▸ **REQUIRED TASK**
Provide the records once more, identical to the original.

------------------------

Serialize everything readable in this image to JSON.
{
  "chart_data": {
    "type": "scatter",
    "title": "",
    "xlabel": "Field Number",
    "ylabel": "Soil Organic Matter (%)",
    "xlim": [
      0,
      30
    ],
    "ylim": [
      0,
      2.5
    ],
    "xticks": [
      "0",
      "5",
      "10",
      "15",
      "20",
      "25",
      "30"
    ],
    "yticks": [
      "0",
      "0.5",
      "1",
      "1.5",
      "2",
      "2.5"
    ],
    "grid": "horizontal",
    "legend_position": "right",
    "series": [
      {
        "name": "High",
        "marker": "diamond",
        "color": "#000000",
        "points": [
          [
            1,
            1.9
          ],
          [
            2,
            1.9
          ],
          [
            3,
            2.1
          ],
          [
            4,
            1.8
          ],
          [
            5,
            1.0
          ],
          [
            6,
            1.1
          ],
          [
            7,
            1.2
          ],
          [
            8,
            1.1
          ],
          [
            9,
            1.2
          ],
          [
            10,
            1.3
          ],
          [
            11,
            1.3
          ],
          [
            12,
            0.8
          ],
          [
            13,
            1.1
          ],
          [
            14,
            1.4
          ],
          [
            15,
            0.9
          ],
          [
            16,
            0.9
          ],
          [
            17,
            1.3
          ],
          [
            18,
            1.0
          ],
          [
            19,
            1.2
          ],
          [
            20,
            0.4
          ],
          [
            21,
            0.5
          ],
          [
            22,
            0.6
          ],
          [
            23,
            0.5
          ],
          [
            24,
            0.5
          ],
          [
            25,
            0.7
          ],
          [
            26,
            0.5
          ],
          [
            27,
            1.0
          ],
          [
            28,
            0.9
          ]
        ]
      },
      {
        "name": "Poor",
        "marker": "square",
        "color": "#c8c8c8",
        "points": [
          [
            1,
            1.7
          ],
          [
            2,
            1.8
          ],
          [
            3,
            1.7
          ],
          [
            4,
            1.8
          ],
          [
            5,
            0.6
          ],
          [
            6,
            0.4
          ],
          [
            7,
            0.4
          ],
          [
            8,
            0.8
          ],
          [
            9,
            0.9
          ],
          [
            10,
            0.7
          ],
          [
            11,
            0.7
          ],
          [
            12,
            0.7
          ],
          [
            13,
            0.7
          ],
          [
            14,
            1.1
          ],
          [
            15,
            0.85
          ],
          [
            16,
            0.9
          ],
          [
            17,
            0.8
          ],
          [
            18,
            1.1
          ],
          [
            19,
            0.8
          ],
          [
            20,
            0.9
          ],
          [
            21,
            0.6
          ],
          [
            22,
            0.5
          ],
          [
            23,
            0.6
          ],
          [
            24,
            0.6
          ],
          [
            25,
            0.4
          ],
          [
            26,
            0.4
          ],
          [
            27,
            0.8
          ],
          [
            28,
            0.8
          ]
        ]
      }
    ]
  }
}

------------------------

▸ **THE ANSWER**
Serialize everything readable in this image to JSON.
{
  "chart_data": {
    "type": "scatter",
    "title": "",
    "xlabel": "Field Number",
    "ylabel": "Soil Organic Matter (%)",
    "xlim": [
      0,
      30
    ],
    "ylim": [
      0,
      2.5
    ],
    "xticks": [
      "0",
      "5",
      "10",
      "15",
      "20",
      "25",
      "30"
    ],
    "yticks": [
      "0",
      "0.5",
      "1",
      "1.5",
      "2",
      "2.5"
    ],
    "grid": "horizontal",
    "legend_position": "right",
    "series": [
      {
        "name": "High",
        "marker": "diamond",
        "color": "#000000",
        "points": [
          [
            1,
            1.9
          ],
          [
            2,
            1.9
          ],
          [
            3,
            2.1
          ],
          [
            4,
            1.8
          ],
          [
            5,
            1.0
          ],
          [
            6,
            1.1
          ],
          [
            7,
            1.2
          ],
          [
            8,
            1.1
          ],
          [
            9,
            1.2
          ],
          [
            10,
            1.3
          ],
          [
            11,
            1.3
          ],
          [
            12,
            0.8
          ],
          [
            13,
            1.1
          ],
          [
            14,
            1.4
          ],
          [
            15,
            0.9
          ],
          [
            16,
            0.9
          ],
          [
            17,
            1.3
          ],
          [
            18,
            1.0
          ],
          [
            19,
            1.2
          ],
          [
            20,
            0.4
          ],
          [
            21,
            0.5
          ],
          [
            22,
            0.6
          ],
          [
            23,
            0.5
          ],
          [
            24,
            0.5
          ],
          [
            25,
            0.7
          ],
          [
            26,
            0.5
          ],
          [
            27,
            1.0
          ],
          [
            28,
            0.9
          ]
        ]
      },
      {
        "name": "Poor",
        "marker": "square",
        "color": "#c8c8c8",
        "points": [
          [
            1,
            1.7
          ],
          [
            2,
            1.8
          ],
          [
            3,
            1.7
          ],
          [
            4,
            1.8
          ],
          [
            5,
            0.6
          ],
          [
            6,
            0.4
          ],
          [
            7,
            0.4
          ],
          [
            8,
            0.8
          ],
          [
            9,
            0.9
          ],
          [
            10,
            0.7
          ],
          [
            11,
            0.7
          ],
          [
            12,
            0.7
          ],
          [
            13,
            0.7
          ],
          [
            14,
            1.1
          ],
          [
            15,
            0.85
          ],
          [
            16,
            0.9
          ],
          [
            17,
            0.8
          ],
          [
            18,
            1.1
          ],
          [
            19,
            0.8
          ],
          [
            20,
            0.9
          ],
          [
            21,
            0.6
          ],
          [
            22,
            0.5
          ],
          [
            23,
            0.6
          ],
          [
            24,
            0.6
          ],
          [
            25,
            0.4
          ],
          [
            26,
            0.4
          ],
          [
            27,
            0.8
          ],
          [
            28,
            0.8
          ]
        ]
      }
    ]
  }
}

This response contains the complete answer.